-- RECORDS FOR THE EXERCISE follows --

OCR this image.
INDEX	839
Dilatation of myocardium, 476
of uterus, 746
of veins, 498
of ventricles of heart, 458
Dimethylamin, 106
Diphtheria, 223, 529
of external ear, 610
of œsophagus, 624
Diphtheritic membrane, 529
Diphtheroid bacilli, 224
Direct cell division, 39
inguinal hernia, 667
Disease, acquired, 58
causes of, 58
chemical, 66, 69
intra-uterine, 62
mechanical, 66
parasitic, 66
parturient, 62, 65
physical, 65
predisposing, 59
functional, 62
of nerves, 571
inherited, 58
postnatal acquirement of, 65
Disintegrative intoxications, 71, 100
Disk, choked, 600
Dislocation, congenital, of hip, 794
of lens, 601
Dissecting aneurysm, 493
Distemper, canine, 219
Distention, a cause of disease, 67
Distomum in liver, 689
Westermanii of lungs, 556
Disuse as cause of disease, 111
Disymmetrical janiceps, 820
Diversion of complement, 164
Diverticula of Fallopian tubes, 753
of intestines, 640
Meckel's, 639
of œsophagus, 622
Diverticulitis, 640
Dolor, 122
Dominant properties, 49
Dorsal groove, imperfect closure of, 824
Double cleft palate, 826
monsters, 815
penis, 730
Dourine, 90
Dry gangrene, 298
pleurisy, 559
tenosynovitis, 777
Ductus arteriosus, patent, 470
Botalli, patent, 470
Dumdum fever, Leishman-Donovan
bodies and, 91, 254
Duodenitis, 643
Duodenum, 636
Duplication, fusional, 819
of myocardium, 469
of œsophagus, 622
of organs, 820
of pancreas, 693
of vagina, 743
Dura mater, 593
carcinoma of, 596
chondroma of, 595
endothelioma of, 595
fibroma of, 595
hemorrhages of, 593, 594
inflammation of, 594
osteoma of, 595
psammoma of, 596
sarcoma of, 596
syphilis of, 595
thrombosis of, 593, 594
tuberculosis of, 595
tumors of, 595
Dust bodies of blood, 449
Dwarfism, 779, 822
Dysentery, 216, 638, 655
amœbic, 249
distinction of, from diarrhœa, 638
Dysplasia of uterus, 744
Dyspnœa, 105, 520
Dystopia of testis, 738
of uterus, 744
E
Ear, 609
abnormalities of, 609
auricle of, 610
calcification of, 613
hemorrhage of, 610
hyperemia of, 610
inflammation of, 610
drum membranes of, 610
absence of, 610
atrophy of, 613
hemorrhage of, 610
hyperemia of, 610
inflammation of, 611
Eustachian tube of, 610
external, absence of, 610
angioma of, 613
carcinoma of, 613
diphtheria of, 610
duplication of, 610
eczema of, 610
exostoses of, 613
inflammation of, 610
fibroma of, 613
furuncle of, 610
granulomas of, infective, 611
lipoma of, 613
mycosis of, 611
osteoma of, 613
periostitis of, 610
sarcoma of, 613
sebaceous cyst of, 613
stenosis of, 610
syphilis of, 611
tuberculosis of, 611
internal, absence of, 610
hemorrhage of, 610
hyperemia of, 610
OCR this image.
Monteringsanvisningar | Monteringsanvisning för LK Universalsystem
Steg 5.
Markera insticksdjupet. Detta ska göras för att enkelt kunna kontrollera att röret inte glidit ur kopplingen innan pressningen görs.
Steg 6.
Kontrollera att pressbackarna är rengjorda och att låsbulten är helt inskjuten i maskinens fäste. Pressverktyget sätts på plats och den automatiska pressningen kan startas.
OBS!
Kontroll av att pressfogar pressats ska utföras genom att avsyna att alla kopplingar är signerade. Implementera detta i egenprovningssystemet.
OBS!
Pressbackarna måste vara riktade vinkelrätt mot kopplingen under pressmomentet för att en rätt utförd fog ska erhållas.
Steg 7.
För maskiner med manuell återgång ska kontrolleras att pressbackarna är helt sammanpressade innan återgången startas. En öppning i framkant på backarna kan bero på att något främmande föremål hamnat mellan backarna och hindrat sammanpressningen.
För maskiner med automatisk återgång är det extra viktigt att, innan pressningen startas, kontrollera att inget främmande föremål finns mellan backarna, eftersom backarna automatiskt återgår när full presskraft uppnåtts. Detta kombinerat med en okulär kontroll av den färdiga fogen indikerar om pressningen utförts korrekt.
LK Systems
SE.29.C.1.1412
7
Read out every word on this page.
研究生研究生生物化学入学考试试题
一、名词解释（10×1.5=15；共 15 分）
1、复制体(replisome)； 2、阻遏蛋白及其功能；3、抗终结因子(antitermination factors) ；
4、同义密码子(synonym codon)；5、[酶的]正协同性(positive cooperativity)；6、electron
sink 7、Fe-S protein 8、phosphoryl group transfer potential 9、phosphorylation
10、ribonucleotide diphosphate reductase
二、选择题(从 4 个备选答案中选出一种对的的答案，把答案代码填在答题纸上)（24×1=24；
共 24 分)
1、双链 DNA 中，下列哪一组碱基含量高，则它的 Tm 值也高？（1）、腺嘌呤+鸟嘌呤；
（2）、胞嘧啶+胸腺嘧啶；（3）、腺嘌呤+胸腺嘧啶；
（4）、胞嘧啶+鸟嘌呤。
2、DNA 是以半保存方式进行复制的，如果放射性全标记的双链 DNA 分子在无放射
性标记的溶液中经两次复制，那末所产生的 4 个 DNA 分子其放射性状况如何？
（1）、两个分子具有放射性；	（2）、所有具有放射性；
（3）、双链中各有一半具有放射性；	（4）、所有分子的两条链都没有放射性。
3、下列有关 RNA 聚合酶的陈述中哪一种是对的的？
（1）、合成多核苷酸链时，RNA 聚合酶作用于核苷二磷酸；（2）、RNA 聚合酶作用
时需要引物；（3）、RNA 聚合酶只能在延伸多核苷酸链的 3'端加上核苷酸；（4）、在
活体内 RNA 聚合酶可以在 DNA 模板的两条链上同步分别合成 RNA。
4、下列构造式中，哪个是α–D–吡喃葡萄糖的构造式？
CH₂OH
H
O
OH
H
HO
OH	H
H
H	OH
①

-- RECORDS FOR THE EXERCISE concluded --

### WHAT THE EXERCISE ASKS:
Could you count how many lines in the records contain the word "uterus"? Only the number is needed.

### YOUR RESPONSE:
3